◆ **What the task asks**: Return the complete listing that follows, with each line reproduced exactly.

◆ **The data**:
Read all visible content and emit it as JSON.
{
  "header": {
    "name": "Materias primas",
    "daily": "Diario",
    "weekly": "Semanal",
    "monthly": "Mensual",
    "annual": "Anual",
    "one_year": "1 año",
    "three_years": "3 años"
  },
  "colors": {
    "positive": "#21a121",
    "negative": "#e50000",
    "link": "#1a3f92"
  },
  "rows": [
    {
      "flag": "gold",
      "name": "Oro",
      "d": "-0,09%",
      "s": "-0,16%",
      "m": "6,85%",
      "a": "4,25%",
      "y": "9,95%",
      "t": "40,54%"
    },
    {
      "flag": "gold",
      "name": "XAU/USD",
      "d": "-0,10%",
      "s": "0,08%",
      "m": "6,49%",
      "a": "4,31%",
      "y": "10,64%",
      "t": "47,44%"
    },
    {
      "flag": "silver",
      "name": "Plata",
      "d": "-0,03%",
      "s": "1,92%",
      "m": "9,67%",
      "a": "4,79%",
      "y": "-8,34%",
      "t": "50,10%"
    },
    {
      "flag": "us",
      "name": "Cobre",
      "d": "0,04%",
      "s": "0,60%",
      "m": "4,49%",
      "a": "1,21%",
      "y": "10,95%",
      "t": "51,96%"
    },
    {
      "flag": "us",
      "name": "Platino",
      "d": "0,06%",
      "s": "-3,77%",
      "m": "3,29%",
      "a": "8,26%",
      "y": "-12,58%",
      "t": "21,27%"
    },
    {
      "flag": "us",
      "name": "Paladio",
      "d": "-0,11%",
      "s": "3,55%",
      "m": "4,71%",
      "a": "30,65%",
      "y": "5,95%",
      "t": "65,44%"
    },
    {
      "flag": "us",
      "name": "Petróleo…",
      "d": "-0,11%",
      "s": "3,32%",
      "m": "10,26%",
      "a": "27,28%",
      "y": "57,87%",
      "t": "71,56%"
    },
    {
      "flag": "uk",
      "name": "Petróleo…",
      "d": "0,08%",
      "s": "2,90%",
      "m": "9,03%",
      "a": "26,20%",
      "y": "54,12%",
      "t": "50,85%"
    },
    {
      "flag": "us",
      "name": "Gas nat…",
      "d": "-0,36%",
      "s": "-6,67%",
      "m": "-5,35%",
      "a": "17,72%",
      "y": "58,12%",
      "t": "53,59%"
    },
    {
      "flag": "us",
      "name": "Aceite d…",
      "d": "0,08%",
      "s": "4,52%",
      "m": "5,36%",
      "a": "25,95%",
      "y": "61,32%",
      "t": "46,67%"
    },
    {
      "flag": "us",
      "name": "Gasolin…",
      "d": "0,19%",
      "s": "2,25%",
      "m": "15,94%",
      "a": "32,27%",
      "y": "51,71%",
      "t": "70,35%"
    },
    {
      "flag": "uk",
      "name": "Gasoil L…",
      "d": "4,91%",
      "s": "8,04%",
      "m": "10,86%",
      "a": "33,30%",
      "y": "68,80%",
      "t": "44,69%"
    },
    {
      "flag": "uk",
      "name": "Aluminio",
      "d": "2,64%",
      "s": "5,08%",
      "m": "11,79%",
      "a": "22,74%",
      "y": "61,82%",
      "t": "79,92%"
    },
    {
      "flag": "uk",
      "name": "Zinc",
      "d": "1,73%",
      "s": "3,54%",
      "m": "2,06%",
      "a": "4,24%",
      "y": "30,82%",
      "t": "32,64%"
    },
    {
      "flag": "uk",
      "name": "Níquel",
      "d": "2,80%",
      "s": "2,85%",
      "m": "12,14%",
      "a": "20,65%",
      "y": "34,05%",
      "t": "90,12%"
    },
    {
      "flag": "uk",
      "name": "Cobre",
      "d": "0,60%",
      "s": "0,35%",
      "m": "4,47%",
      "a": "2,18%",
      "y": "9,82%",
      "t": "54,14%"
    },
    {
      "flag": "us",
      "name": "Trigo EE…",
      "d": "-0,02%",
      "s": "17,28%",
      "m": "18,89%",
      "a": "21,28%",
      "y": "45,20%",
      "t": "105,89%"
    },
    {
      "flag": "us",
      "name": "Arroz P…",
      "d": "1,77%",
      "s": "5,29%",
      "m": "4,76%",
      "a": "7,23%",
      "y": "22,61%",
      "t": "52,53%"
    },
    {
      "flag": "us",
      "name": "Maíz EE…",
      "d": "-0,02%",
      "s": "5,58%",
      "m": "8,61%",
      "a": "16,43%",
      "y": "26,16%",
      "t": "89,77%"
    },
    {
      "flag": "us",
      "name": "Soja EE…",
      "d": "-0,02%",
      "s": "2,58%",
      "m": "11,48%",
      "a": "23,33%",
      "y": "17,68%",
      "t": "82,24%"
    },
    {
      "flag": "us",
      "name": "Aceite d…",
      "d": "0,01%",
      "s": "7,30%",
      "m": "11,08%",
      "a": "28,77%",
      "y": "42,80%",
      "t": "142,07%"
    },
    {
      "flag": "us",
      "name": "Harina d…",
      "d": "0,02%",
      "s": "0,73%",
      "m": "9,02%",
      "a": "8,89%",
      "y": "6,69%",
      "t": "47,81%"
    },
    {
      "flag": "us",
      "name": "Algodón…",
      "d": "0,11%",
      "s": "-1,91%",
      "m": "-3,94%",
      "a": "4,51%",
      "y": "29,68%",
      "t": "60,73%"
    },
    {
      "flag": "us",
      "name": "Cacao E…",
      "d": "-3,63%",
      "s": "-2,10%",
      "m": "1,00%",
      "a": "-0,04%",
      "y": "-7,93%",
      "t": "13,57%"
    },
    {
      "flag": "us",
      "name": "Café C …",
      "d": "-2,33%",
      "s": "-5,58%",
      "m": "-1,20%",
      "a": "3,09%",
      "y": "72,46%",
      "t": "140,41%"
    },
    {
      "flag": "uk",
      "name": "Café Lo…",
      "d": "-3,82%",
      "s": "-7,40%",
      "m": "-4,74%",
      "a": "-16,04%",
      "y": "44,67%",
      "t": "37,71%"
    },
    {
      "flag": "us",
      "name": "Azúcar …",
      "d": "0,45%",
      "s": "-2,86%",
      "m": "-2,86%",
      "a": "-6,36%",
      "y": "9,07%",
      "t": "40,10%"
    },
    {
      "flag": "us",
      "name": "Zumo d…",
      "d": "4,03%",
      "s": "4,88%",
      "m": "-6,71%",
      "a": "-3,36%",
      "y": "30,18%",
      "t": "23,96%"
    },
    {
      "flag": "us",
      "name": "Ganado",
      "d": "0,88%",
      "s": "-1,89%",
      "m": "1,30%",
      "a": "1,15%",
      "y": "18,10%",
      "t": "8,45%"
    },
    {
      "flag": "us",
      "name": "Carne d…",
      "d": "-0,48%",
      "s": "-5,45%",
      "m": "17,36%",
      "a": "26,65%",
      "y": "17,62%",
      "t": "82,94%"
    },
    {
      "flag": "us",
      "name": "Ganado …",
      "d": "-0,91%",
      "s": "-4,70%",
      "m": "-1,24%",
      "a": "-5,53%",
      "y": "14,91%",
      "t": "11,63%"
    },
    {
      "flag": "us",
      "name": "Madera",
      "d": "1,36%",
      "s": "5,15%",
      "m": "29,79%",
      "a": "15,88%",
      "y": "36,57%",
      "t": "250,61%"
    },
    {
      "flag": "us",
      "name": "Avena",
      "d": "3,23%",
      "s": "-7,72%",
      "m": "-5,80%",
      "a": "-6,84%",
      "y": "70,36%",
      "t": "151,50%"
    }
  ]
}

◆ **Task response**:
Read all visible content and emit it as JSON.
{
  "header": {
    "name": "Materias primas",
    "daily": "Diario",
    "weekly": "Semanal",
    "monthly": "Mensual",
    "annual": "Anual",
    "one_year": "1 año",
    "three_years": "3 años"
  },
  "colors": {
    "positive": "#21a121",
    "negative": "#e50000",
    "link": "#1a3f92"
  },
  "rows": [
    {
      "flag": "gold",
      "name": "Oro",
      "d": "-0,09%",
      "s": "-0,16%",
      "m": "6,85%",
      "a": "4,25%",
      "y": "9,95%",
      "t": "40,54%"
    },
    {
      "flag": "gold",
      "name": "XAU/USD",
      "d": "-0,10%",
      "s": "0,08%",
      "m": "6,49%",
      "a": "4,31%",
      "y": "10,64%",
      "t": "47,44%"
    },
    {
      "flag": "silver",
      "name": "Plata",
      "d": "-0,03%",
      "s": "1,92%",
      "m": "9,67%",
      "a": "4,79%",
      "y": "-8,34%",
      "t": "50,10%"
    },
    {
      "flag": "us",
      "name": "Cobre",
      "d": "0,04%",
      "s": "0,60%",
      "m": "4,49%",
      "a": "1,21%",
      "y": "10,95%",
      "t": "51,96%"
    },
    {
      "flag": "us",
      "name": "Platino",
      "d": "0,06%",
      "s": "-3,77%",
      "m": "3,29%",
      "a": "8,26%",
      "y": "-12,58%",
      "t": "21,27%"
    },
    {
      "flag": "us",
      "name": "Paladio",
      "d": "-0,11%",
      "s": "3,55%",
      "m": "4,71%",
      "a": "30,65%",
      "y": "5,95%",
      "t": "65,44%"
    },
    {
      "flag": "us",
      "name": "Petróleo…",
      "d": "-0,11%",
      "s": "3,32%",
      "m": "10,26%",
      "a": "27,28%",
      "y": "57,87%",
      "t": "71,56%"
    },
    {
      "flag": "uk",
      "name": "Petróleo…",
      "d": "0,08%",
      "s": "2,90%",
      "m": "9,03%",
      "a": "26,20%",
      "y": "54,12%",
      "t": "50,85%"
    },
    {
      "flag": "us",
      "name": "Gas nat…",
      "d": "-0,36%",
      "s": "-6,67%",
      "m": "-5,35%",
      "a": "17,72%",
      "y": "58,12%",
      "t": "53,59%"
    },
    {
      "flag": "us",
      "name": "Aceite d…",
      "d": "0,08%",
      "s": "4,52%",
      "m": "5,36%",
      "a": "25,95%",
      "y": "61,32%",
      "t": "46,67%"
    },
    {
      "flag": "us",
      "name": "Gasolin…",
      "d": "0,19%",
      "s": "2,25%",
      "m": "15,94%",
      "a": "32,27%",
      "y": "51,71%",
      "t": "70,35%"
    },
    {
      "flag": "uk",
      "name": "Gasoil L…",
      "d": "4,91%",
      "s": "8,04%",
      "m": "10,86%",
      "a": "33,30%",
      "y": "68,80%",
      "t": "44,69%"
    },
    {
      "flag": "uk",
      "name": "Aluminio",
      "d": "2,64%",
      "s": "5,08%",
      "m": "11,79%",
      "a": "22,74%",
      "y": "61,82%",
      "t": "79,92%"
    },
    {
      "flag": "uk",
      "name": "Zinc",
      "d": "1,73%",
      "s": "3,54%",
      "m": "2,06%",
      "a": "4,24%",
      "y": "30,82%",
      "t": "32,64%"
    },
    {
      "flag": "uk",
      "name": "Níquel",
      "d": "2,80%",
      "s": "2,85%",
      "m": "12,14%",
      "a": "20,65%",
      "y": "34,05%",
      "t": "90,12%"
    },
    {
      "flag": "uk",
      "name": "Cobre",
      "d": "0,60%",
      "s": "0,35%",
      "m": "4,47%",
      "a": "2,18%",
      "y": "9,82%",
      "t": "54,14%"
    },
    {
      "flag": "us",
      "name": "Trigo EE…",
      "d": "-0,02%",
      "s": "17,28%",
      "m": "18,89%",
      "a": "21,28%",
      "y": "45,20%",
      "t": "105,89%"
    },
    {
      "flag": "us",
      "name": "Arroz P…",
      "d": "1,77%",
      "s": "5,29%",
      "m": "4,76%",
      "a": "7,23%",
      "y": "22,61%",
      "t": "52,53%"
    },
    {
      "flag": "us",
      "name": "Maíz EE…",
      "d": "-0,02%",
      "s": "5,58%",
      "m": "8,61%",
      "a": "16,43%",
      "y": "26,16%",
      "t": "89,77%"
    },
    {
      "flag": "us",
      "name": "Soja EE…",
      "d": "-0,02%",
      "s": "2,58%",
      "m": "11,48%",
      "a": "23,33%",
      "y": "17,68%",
      "t": "82,24%"
    },
    {
      "flag": "us",
      "name": "Aceite d…",
      "d": "0,01%",
      "s": "7,30%",
      "m": "11,08%",
      "a": "28,77%",
      "y": "42,80%",
      "t": "142,07%"
    },
    {
      "flag": "us",
      "name": "Harina d…",
      "d": "0,02%",
      "s": "0,73%",
      "m": "9,02%",
      "a": "8,89%",
      "y": "6,69%",
      "t": "47,81%"
    },
    {
      "flag": "us",
      "name": "Algodón…",
      "d": "0,11%",
      "s": "-1,91%",
      "m": "-3,94%",
      "a": "4,51%",
      "y": "29,68%",
      "t": "60,73%"
    },
    {
      "flag": "us",
      "name": "Cacao E…",
      "d": "-3,63%",
      "s": "-2,10%",
      "m": "1,00%",
      "a": "-0,04%",
      "y": "-7,93%",
      "t": "13,57%"
    },
    {
      "flag": "us",
      "name": "Café C …",
      "d": "-2,33%",
      "s": "-5,58%",
      "m": "-1,20%",
      "a": "3,09%",
      "y": "72,46%",
      "t": "140,41%"
    },
    {
      "flag": "uk",
      "name": "Café Lo…",
      "d": "-3,82%",
      "s": "-7,40%",
      "m": "-4,74%",
      "a": "-16,04%",
      "y": "44,67%",
      "t": "37,71%"
    },
    {
      "flag": "us",
      "name": "Azúcar …",
      "d": "0,45%",
      "s": "-2,86%",
      "m": "-2,86%",
      "a": "-6,36%",
      "y": "9,07%",
      "t": "40,10%"
    },
    {
      "flag": "us",
      "name": "Zumo d…",
      "d": "4,03%",
      "s": "4,88%",
      "m": "-6,71%",
      "a": "-3,36%",
      "y": "30,18%",
      "t": "23,96%"
    },
    {
      "flag": "us",
      "name": "Ganado",
      "d": "0,88%",
      "s": "-1,89%",
      "m": "1,30%",
      "a": "1,15%",
      "y": "18,10%",
      "t": "8,45%"
    },
    {
      "flag": "us",
      "name": "Carne d…",
      "d": "-0,48%",
      "s": "-5,45%",
      "m": "17,36%",
      "a": "26,65%",
      "y": "17,62%",
      "t": "82,94%"
    },
    {
      "flag": "us",
      "name": "Ganado …",
      "d": "-0,91%",
      "s": "-4,70%",
      "m": "-1,24%",
      "a": "-5,53%",
      "y": "14,91%",
      "t": "11,63%"
    },
    {
      "flag": "us",
      "name": "Madera",
      "d": "1,36%",
      "s": "5,15%",
      "m": "29,79%",
      "a": "15,88%",
      "y": "36,57%",
      "t": "250,61%"
    },
    {
      "flag": "us",
      "name": "Avena",
      "d": "3,23%",
      "s": "-7,72%",
      "m": "-5,80%",
      "a": "-6,84%",
      "y": "70,36%",
      "t": "151,50%"
    }
  ]
}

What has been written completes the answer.